──────── RECORDS SUPPLIED ────────

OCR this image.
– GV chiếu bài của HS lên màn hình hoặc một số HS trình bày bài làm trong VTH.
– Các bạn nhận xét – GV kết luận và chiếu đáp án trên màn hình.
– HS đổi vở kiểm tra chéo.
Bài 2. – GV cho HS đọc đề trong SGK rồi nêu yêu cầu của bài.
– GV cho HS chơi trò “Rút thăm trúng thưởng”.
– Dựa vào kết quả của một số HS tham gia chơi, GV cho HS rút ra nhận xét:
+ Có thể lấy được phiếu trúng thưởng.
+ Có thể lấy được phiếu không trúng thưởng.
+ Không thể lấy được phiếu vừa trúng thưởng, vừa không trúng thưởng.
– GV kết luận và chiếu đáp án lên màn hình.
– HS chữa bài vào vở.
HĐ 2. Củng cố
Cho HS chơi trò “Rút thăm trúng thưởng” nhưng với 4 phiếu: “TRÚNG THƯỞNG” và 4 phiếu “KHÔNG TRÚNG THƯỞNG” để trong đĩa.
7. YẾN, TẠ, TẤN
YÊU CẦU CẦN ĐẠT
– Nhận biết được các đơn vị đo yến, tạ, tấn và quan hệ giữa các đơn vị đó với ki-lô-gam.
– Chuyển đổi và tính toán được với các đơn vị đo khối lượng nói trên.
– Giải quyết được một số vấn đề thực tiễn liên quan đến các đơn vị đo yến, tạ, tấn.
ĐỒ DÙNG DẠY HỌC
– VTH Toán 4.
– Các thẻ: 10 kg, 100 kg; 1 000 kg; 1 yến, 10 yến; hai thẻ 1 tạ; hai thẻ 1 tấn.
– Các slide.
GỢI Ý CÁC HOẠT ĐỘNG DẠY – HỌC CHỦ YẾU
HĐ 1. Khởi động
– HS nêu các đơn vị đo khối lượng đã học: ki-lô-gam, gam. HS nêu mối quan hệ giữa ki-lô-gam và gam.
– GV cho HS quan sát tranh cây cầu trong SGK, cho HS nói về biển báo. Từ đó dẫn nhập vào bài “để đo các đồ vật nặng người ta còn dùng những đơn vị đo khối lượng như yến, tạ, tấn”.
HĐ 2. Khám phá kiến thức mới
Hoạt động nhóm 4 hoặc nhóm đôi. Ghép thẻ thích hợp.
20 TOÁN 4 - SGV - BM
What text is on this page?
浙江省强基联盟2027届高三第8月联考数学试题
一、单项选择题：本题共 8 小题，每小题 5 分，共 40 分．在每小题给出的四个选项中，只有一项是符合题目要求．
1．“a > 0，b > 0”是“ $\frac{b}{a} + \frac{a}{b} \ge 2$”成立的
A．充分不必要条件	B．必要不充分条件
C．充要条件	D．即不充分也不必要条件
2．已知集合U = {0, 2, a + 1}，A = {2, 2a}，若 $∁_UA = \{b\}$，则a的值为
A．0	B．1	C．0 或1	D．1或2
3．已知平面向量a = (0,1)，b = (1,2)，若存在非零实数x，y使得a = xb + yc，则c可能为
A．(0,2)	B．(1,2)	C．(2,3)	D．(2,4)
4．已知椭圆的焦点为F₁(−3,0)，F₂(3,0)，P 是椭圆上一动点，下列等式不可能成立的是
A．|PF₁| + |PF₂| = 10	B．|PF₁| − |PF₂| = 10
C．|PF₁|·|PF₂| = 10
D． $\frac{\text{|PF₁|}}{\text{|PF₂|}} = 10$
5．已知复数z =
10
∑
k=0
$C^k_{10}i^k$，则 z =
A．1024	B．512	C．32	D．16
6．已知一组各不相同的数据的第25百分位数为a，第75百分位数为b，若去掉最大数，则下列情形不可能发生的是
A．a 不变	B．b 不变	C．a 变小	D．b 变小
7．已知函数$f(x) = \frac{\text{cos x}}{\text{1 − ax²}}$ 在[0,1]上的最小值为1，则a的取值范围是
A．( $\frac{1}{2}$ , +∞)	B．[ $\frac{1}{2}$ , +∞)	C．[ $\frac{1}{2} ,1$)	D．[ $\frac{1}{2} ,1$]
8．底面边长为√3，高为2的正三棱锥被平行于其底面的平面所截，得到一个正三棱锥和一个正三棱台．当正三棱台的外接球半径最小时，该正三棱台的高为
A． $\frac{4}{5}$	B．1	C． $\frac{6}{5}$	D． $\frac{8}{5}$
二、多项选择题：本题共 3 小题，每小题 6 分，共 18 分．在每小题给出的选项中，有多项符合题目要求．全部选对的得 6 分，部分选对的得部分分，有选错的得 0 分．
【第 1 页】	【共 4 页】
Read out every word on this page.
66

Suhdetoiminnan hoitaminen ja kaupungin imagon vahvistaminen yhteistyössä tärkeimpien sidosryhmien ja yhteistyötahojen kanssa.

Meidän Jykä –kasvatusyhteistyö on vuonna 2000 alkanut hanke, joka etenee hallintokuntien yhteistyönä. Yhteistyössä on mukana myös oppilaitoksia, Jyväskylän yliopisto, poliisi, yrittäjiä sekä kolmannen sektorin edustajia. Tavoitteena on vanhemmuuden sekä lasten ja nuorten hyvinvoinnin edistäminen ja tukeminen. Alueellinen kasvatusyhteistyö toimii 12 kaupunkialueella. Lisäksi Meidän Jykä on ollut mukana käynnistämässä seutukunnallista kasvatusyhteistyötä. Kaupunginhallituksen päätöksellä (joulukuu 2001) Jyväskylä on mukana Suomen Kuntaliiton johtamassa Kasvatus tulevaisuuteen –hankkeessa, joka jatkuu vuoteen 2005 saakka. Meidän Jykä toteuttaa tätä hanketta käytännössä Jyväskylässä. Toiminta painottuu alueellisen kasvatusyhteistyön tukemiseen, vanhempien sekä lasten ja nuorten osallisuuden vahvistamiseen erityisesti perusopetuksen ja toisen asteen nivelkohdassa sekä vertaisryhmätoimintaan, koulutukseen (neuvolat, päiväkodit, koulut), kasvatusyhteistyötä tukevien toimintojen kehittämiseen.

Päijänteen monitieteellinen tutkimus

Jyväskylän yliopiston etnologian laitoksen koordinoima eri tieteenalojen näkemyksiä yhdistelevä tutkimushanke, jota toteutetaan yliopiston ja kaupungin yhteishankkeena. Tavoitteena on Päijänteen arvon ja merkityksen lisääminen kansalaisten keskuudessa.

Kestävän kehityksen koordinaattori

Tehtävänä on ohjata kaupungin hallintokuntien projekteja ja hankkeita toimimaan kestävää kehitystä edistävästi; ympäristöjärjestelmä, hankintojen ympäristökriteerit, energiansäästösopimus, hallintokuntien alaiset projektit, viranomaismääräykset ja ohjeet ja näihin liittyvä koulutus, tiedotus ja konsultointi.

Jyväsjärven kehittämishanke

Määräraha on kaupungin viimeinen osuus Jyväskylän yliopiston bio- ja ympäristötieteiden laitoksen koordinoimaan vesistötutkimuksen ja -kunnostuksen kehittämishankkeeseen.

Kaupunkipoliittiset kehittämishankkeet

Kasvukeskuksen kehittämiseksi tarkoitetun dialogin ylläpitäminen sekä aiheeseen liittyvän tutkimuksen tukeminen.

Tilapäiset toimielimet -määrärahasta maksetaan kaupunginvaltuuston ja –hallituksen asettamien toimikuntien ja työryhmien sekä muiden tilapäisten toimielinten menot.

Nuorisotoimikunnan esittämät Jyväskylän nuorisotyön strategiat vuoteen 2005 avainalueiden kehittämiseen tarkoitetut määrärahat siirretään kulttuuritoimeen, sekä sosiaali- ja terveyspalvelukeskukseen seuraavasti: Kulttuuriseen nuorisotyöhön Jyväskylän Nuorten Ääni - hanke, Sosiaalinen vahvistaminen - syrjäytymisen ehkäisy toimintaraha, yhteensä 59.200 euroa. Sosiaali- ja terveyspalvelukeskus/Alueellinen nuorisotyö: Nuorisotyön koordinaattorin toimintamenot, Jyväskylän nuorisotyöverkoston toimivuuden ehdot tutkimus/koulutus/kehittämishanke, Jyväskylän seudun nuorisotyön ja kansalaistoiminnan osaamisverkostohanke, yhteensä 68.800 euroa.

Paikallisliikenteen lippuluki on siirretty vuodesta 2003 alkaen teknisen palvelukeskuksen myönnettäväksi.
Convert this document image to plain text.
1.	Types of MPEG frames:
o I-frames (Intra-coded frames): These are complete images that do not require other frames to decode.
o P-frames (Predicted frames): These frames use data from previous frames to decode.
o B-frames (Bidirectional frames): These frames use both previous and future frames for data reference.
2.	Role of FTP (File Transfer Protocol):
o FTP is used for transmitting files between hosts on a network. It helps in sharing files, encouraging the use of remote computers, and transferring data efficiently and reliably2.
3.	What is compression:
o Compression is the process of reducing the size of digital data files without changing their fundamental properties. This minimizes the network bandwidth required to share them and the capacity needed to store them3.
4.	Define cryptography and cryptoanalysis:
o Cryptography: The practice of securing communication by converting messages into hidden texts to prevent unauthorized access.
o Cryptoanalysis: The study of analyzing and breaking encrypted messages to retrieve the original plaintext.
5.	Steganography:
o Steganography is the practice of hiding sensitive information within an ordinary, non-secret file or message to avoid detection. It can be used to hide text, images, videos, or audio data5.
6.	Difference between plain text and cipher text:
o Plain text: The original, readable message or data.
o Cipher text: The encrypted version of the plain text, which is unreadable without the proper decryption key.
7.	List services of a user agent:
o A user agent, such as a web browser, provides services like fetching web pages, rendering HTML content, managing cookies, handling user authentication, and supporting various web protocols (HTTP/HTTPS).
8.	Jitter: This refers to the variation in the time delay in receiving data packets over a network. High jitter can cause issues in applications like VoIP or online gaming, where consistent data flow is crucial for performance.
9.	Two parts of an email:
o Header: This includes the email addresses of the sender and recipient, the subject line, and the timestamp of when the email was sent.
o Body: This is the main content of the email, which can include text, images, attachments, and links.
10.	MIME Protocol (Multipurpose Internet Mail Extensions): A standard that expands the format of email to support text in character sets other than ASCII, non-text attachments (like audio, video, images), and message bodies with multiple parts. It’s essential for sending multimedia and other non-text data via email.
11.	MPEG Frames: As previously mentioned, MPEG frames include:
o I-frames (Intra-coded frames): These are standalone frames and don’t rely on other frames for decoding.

────────

Pick out the lines containing the word "which" and show them.

o Cipher text: The encrypted version of the plain text, which is unreadable without the proper decryption key.
o Body: This is the main content of the email, which can include text, images, attachments, and links.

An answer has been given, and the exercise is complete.